EXERCISE GOAL
Which lines in the material below contain the word "kell"? Copy each of them.

— start DATA LINES —

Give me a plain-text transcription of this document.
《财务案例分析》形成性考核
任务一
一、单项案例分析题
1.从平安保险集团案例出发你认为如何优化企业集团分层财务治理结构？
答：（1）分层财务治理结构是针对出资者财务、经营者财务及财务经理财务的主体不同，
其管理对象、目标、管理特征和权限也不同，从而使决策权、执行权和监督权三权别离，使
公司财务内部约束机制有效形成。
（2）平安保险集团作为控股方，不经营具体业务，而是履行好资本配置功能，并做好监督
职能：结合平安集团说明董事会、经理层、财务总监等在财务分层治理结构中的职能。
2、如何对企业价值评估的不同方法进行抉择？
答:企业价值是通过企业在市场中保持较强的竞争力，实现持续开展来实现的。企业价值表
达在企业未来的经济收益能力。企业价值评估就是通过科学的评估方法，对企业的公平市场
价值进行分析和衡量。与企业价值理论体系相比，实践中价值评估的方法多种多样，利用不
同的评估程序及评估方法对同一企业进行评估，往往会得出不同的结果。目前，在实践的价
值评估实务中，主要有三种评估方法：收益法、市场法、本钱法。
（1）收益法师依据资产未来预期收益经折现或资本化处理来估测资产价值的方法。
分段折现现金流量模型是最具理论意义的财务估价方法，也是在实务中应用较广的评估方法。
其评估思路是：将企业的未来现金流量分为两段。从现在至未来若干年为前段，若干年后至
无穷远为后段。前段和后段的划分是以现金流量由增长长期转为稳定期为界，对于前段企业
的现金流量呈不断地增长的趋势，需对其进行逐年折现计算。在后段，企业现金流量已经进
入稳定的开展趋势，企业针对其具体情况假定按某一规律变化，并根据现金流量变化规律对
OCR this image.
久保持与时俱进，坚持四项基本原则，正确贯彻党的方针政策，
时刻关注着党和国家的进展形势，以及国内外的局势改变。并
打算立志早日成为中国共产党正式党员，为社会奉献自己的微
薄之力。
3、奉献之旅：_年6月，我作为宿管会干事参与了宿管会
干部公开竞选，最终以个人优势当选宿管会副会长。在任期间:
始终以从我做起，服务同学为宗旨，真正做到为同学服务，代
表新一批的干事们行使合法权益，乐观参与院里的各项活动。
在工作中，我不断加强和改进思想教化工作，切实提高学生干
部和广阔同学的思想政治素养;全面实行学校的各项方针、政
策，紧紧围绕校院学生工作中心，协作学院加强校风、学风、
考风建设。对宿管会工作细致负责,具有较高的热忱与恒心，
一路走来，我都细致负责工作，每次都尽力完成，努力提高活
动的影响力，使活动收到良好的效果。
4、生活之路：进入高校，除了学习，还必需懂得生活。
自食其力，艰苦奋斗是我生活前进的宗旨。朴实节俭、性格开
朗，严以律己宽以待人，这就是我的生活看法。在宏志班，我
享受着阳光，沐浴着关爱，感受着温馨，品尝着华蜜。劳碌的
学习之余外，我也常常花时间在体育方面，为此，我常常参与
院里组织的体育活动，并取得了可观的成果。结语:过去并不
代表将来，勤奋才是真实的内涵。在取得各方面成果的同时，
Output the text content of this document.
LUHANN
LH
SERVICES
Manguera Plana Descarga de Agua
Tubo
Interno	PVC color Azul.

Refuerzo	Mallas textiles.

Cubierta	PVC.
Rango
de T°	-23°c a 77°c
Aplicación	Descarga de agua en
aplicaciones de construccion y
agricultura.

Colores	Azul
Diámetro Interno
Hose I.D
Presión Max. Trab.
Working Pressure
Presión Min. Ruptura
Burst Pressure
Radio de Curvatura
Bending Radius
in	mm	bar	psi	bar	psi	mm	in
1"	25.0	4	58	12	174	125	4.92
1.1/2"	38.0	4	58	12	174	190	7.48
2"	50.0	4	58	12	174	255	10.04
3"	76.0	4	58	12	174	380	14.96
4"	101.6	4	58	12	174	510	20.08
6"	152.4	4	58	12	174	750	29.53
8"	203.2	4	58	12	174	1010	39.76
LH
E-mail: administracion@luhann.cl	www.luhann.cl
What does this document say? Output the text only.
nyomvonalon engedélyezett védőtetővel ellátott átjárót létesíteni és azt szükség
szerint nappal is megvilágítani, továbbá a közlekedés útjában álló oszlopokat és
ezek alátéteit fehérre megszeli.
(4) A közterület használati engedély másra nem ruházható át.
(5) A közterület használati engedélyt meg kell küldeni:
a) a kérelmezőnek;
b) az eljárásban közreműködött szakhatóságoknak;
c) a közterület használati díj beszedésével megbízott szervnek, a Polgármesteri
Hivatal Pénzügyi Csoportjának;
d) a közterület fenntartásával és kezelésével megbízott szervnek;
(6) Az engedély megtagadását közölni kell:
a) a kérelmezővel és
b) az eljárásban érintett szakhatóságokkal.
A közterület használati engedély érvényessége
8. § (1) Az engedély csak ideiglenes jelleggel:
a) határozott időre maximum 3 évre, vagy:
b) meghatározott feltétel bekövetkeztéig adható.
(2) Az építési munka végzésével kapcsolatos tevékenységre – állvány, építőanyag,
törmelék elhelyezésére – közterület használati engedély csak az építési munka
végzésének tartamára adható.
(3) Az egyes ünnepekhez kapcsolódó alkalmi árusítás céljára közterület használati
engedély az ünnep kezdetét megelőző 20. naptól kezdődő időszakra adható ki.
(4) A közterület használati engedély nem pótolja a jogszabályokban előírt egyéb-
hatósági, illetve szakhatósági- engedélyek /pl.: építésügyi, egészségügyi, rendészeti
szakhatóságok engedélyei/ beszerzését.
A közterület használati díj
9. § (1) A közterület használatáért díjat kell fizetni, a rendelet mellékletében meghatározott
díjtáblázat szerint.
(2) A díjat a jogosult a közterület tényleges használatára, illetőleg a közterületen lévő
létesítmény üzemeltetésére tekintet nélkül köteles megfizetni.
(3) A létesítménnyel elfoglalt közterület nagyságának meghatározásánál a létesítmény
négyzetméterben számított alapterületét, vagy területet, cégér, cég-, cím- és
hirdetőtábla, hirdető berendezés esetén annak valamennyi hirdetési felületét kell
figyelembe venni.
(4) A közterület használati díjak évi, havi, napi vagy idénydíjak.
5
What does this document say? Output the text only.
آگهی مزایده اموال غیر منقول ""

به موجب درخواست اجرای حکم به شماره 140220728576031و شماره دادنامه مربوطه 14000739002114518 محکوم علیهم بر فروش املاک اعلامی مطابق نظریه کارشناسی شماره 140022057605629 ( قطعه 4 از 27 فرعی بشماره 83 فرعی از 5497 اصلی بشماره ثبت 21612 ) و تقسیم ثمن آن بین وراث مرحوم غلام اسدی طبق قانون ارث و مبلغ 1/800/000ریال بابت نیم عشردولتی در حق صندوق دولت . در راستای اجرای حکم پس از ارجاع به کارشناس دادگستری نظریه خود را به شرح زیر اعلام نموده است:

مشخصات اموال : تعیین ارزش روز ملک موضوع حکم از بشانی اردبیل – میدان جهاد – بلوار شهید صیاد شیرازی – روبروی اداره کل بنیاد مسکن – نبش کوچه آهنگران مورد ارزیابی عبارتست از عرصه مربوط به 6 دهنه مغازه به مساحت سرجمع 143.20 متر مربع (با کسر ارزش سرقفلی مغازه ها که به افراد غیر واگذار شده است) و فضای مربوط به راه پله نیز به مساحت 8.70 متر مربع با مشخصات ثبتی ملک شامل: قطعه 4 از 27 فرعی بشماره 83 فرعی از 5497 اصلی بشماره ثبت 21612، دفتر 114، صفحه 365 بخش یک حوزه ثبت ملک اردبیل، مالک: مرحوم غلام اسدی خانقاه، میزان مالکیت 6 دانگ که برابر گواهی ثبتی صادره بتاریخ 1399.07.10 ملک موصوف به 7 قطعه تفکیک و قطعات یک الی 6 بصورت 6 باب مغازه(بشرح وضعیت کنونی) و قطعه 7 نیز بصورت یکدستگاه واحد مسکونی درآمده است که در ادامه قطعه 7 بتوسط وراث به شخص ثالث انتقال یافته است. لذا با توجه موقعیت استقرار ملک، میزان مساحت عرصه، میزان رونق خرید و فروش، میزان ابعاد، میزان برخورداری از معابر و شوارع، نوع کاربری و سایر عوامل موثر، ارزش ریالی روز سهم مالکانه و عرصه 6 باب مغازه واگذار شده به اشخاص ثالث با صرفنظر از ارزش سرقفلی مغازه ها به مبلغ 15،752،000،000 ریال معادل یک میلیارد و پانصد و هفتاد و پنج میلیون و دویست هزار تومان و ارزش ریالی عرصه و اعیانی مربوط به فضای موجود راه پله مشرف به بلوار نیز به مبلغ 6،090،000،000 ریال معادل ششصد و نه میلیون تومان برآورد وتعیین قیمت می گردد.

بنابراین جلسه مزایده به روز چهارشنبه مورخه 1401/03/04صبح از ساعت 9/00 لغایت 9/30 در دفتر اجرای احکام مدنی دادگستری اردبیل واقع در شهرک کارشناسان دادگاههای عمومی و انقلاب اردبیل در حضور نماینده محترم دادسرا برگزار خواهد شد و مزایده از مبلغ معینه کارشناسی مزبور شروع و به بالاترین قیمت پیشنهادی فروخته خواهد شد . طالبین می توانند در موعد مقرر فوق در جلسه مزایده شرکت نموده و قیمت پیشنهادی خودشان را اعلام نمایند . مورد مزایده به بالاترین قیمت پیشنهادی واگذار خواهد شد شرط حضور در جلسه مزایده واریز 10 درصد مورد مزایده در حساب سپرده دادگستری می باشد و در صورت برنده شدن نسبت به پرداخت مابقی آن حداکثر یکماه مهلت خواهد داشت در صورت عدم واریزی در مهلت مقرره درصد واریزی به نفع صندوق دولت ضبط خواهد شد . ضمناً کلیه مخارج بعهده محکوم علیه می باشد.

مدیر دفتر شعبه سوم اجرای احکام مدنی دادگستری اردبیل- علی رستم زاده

— end DATA LINES —

EXERCISE RESPONSE
(5) A közterület használati engedélyt meg kell küldeni:
(6) Az engedély megtagadását közölni kell:
9. § (1) A közterület használatáért díjat kell fizetni, a rendelet mellékletében meghatározott
hirdetőtábla, hirdető berendezés esetén annak valamennyi hirdetési felületét kell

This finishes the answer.